* **AIM**
Leave out all pictures and retype exactly the lines from the one with "Read this page and output its text content." through the last line of the material.
=== DATASET ENTRIES ===
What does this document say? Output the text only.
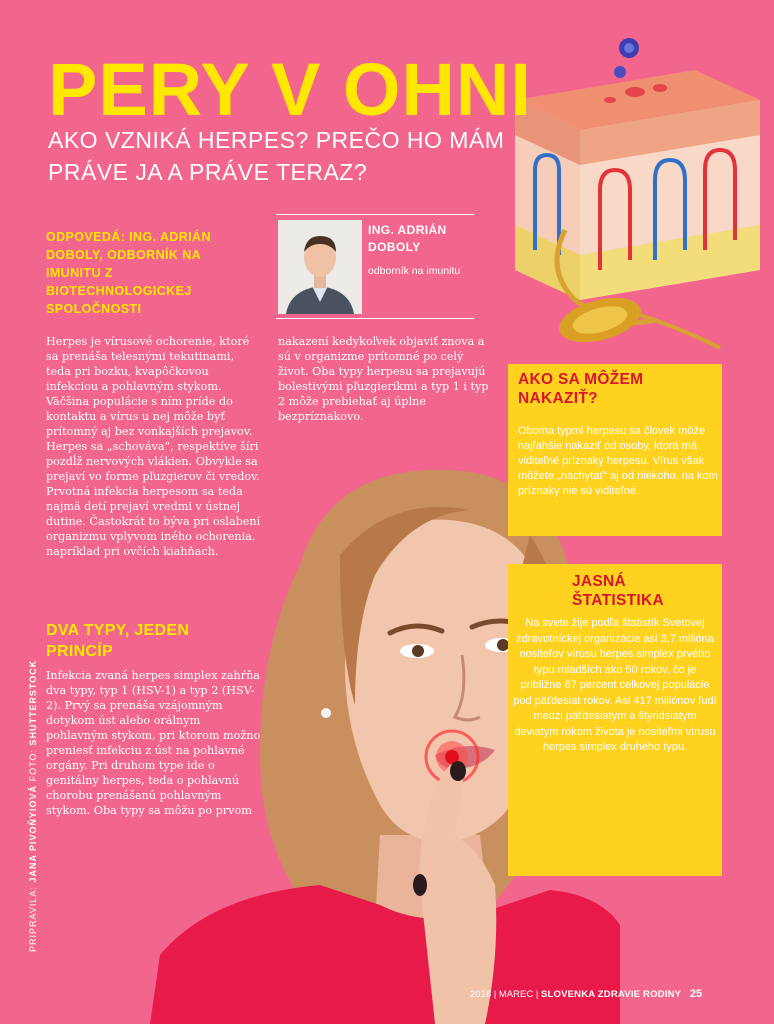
PERY V OHNI
AKO VZNIKÁ HERPES? PREČO HO MÁM PRÁVE JA A PRÁVE TERAZ?
ODPOVEDÁ: ING. ADRIÁN DOBOLY, ODBORNÍK NA IMUNITU Z BIOTECHNOLOGICKEJ SPOLOČNOSTI

Herpes je vírusové ochorenie, ktoré sa prenáša telesnými tekutinami, teda pri bozku, kvapôčkovou infekciou a pohlavným stykom. Väčšina populácie s ním príde do kontaktu a vírus u nej môže byť prítomný aj bez vonkajších prejavov. Herpes sa „schováva“, respektíve šíri pozdĺž nervových vlákien. Obvykle sa prejaví vo forme pľuzgierov či vredov. Prvotná infekcia herpesom sa teda najmä detí prejaví vredmi v ústnej dutine. Častokrát to býva pri oslabení organizmu vplyvom iného ochorenia, napríklad pri ovčích kiahňach.

DVA TYPY, JEDEN PRINCÍP

Infekcia zvaná herpes simplex zahŕňa dva typy, typ 1 (HSV-1) a typ 2 (HSV-2). Prvý sa prenáša vzájomným dotykom úst alebo orálnym pohlavným stykom, pri ktorom možno preniesť infekciu z úst na pohlavné orgány. Pri druhom type ide o genitálny herpes, teda o pohlavnú chorobu prenášanú pohlavným stykom. Oba typy sa môžu po prvom

ING. ADRIÁN DOBOLY
odborník na imunitu

nakazení kedykoľvek objaviť znova a sú v organizme prítomné po celý život. Oba typy herpesu sa prejavujú bolestivými pľuzgierikmi a typ 1 i typ 2 môže prebiehať aj úplne bezpríznakovo.

AKO SA MÔŽEM NAKAZIŤ?

Oboma typmi herpesu sa človek môže najľahšie nakaziť od osoby, ktorá má viditeľné príznaky herpesu. Vírus však môžete „nachytať“ aj od niekoho, na kom príznaky nie sú viditeľné.

JASNÁ ŠTATISTIKA

Na svete žije podľa štatistík Svetovej zdravotníckej organizácie asi 3,7 miliónа nositeľov vírusu herpes simplex prvého typu mladších ako 50 rokov, čo je približne 67 percent celkovej populácie pod päťdesiat rokov. Asi 417 miliónov ľudí medzi päťdesiatym a štyridsiatym deviatym rokom života je nositeľmi vírusu herpes simplex druhého typu.

PRIPRAVILA: JANA PIVOŇYIOVÁ FOTO: SHUTTERSTOCK
2018 | MAREC | SLOVENKA ZDRAVIE RODINY 25
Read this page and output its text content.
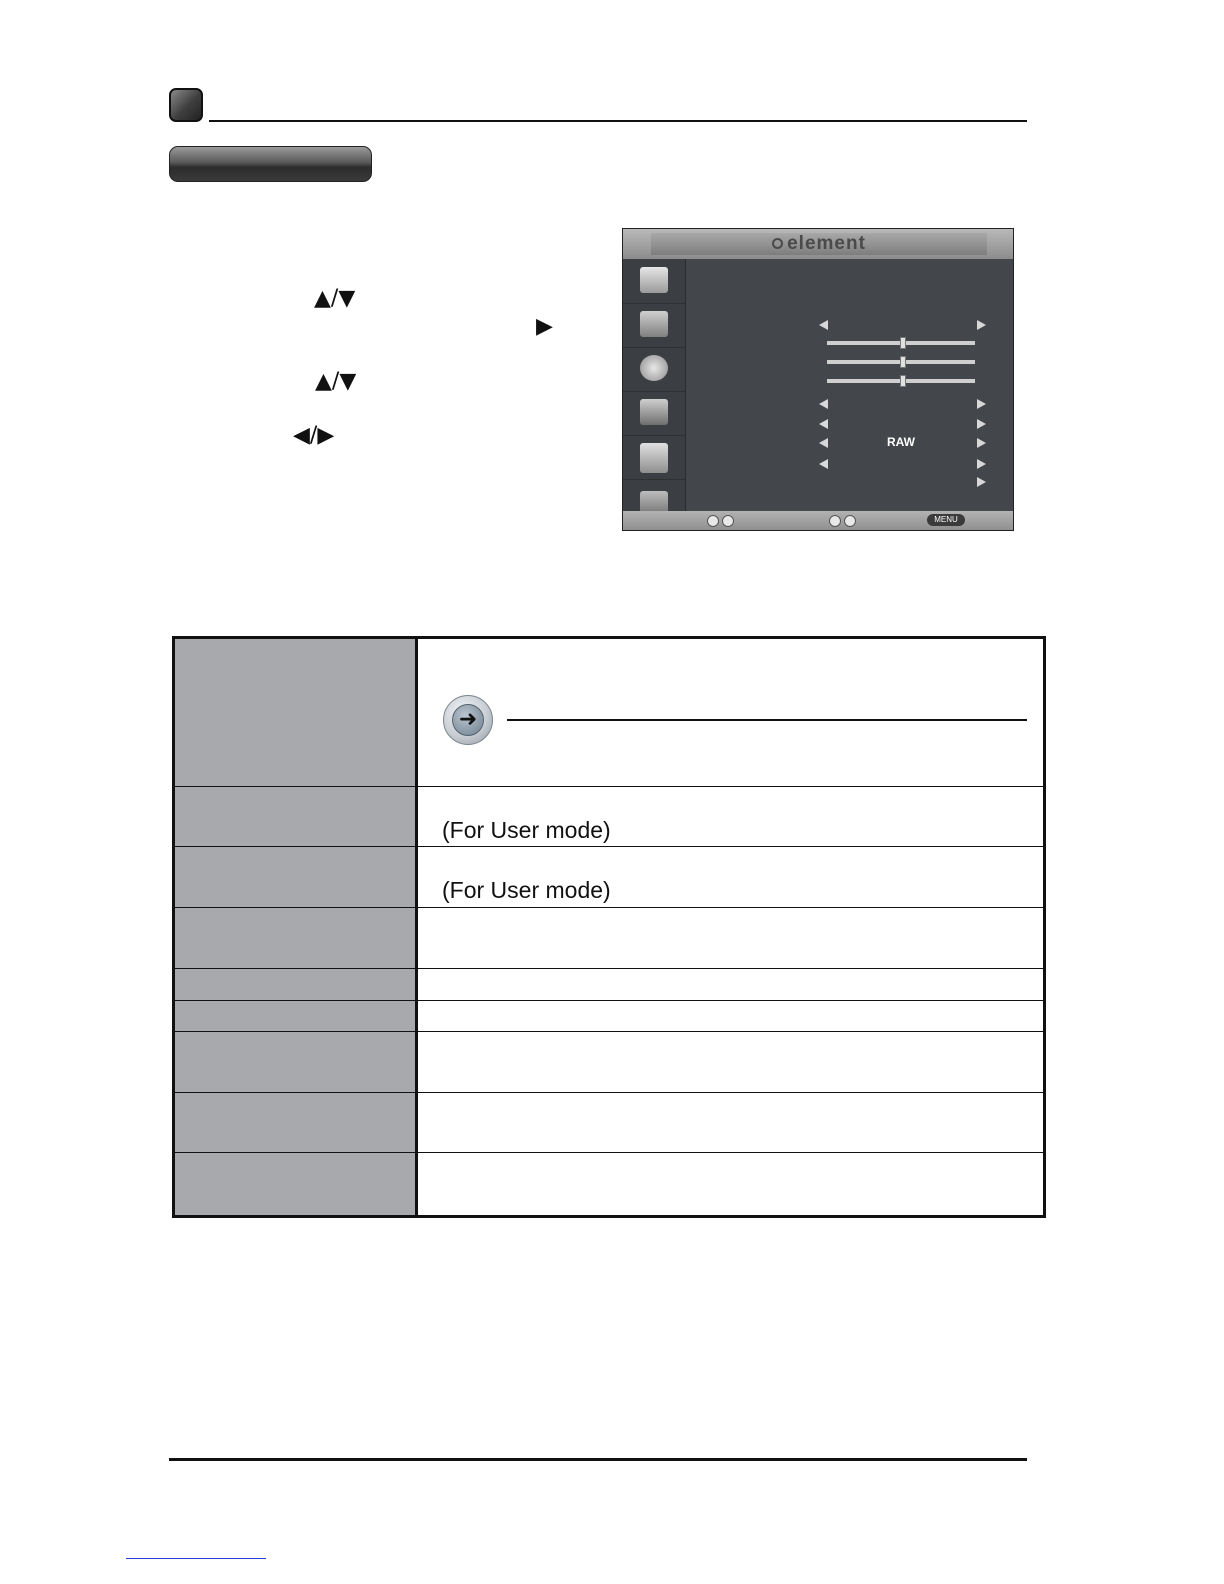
▲/▼
▶
▲/▼
◀/▶
element
RAW
MENU
➜
(For User mode)
(For User mode)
===
* **RESPONSE TO THIS EXERCISE**
Read this page and output its text content.
▲/▼
▶
▲/▼
◀/▶
element
RAW
MENU
➜
(For User mode)
(For User mode)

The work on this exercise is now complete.